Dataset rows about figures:
● ● ●

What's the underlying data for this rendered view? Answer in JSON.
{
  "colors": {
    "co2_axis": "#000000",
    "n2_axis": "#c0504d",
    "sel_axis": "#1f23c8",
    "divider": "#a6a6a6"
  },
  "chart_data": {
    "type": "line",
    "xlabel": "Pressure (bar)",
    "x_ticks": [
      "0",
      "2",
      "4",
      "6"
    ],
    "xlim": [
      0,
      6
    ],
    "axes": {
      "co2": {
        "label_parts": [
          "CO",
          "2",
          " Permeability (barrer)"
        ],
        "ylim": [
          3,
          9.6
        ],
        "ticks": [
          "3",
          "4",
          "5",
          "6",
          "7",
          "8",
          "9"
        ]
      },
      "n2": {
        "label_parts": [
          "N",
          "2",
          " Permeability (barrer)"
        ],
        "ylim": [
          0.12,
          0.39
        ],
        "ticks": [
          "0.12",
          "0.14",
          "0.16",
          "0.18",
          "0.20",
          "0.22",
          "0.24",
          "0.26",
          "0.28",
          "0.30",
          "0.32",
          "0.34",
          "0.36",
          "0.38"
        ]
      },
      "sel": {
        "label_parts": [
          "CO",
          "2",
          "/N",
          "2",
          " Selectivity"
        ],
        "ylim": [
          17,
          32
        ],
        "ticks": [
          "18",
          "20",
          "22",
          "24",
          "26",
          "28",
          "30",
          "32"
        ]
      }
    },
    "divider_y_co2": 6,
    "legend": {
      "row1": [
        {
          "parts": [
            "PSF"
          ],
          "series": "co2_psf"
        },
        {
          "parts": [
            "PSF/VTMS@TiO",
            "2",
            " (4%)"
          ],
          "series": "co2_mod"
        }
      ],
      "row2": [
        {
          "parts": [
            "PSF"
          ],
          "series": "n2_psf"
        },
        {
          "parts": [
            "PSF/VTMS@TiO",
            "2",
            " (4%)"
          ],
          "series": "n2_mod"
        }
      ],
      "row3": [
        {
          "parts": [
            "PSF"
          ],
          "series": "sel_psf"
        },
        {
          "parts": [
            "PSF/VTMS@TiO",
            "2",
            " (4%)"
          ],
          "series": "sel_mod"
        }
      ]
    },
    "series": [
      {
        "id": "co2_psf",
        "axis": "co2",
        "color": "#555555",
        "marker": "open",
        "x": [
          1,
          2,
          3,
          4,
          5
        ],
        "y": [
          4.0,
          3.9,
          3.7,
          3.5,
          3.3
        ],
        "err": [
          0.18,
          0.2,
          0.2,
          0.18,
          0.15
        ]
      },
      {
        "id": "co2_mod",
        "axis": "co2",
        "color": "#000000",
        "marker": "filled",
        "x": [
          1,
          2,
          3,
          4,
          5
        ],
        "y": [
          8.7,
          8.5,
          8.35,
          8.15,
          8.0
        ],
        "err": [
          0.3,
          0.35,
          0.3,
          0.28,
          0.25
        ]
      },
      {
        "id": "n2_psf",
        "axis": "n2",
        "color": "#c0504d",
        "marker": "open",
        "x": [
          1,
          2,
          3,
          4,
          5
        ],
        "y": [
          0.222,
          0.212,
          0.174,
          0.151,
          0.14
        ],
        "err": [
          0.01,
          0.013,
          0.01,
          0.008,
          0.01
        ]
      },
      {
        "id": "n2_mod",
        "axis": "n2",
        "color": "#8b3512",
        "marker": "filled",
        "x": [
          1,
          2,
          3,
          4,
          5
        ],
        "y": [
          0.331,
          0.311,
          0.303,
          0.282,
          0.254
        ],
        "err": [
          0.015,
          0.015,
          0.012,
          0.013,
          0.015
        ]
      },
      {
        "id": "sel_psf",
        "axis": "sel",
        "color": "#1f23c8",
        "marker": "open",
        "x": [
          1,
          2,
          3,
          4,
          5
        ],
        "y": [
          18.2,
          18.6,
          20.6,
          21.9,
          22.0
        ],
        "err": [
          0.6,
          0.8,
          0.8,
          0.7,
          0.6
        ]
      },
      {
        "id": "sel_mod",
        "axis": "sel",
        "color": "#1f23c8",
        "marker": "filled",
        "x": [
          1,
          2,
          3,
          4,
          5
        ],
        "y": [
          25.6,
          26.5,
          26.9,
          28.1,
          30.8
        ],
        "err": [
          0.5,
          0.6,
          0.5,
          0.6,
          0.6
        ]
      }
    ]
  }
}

● ● ●

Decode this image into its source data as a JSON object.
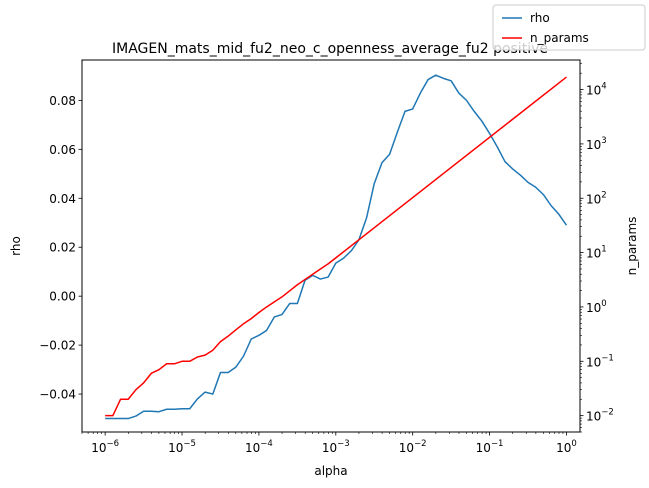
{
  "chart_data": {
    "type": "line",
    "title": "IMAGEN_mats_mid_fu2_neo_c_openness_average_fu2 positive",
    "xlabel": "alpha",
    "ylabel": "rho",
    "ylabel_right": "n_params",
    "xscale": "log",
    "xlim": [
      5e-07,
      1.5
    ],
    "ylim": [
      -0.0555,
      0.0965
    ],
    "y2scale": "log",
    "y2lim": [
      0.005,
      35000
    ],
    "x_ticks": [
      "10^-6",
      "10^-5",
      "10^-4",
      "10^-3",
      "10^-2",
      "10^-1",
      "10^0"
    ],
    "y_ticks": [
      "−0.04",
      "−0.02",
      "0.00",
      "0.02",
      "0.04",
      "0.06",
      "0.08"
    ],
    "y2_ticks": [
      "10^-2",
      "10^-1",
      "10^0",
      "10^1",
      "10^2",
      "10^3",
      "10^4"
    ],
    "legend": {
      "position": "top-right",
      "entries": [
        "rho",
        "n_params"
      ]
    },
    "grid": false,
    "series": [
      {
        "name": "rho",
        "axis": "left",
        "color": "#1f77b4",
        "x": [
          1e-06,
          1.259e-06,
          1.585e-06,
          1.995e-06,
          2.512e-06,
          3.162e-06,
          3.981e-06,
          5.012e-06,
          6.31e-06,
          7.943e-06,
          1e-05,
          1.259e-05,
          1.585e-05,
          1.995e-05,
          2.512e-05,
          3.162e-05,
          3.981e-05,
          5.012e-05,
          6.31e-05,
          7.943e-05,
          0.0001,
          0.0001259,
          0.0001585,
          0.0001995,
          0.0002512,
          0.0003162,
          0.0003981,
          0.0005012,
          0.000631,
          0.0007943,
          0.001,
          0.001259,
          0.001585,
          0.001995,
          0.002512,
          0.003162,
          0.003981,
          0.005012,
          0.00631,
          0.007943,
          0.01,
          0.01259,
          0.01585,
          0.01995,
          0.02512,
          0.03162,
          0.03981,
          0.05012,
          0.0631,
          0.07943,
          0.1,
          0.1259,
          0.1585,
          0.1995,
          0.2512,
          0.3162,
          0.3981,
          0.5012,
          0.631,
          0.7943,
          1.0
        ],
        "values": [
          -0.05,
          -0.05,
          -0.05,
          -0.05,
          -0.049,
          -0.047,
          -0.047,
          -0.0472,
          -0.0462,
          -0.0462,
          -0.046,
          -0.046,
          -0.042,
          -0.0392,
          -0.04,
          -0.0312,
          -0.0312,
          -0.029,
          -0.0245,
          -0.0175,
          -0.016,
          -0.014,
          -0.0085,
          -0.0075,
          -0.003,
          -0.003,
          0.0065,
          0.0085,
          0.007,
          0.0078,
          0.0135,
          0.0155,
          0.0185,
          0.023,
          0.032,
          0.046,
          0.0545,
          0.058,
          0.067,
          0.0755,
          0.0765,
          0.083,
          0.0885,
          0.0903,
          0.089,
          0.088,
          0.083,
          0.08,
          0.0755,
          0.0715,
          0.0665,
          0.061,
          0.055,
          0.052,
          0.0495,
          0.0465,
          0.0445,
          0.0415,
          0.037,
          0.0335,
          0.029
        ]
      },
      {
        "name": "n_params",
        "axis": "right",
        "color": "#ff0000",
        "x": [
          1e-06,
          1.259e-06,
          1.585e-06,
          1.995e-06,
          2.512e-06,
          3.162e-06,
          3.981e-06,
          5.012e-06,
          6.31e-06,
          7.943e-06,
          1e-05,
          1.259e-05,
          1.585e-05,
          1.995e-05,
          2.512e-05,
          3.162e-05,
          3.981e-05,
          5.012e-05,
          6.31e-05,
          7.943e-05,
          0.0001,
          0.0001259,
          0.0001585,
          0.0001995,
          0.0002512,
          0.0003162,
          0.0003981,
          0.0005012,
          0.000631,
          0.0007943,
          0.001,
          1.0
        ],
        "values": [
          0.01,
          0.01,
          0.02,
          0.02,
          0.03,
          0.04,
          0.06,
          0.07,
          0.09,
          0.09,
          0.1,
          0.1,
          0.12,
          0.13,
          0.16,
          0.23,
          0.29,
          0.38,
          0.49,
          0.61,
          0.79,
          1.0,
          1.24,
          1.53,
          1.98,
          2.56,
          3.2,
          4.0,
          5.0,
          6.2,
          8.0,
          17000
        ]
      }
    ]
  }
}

● ● ●

Objective >>
Look through the data and gather every line with the string "this" in it.

Solution below >>
What's the underlying data for this rendered view? Answer in JSON.
Decode this image into its source data as a JSON object.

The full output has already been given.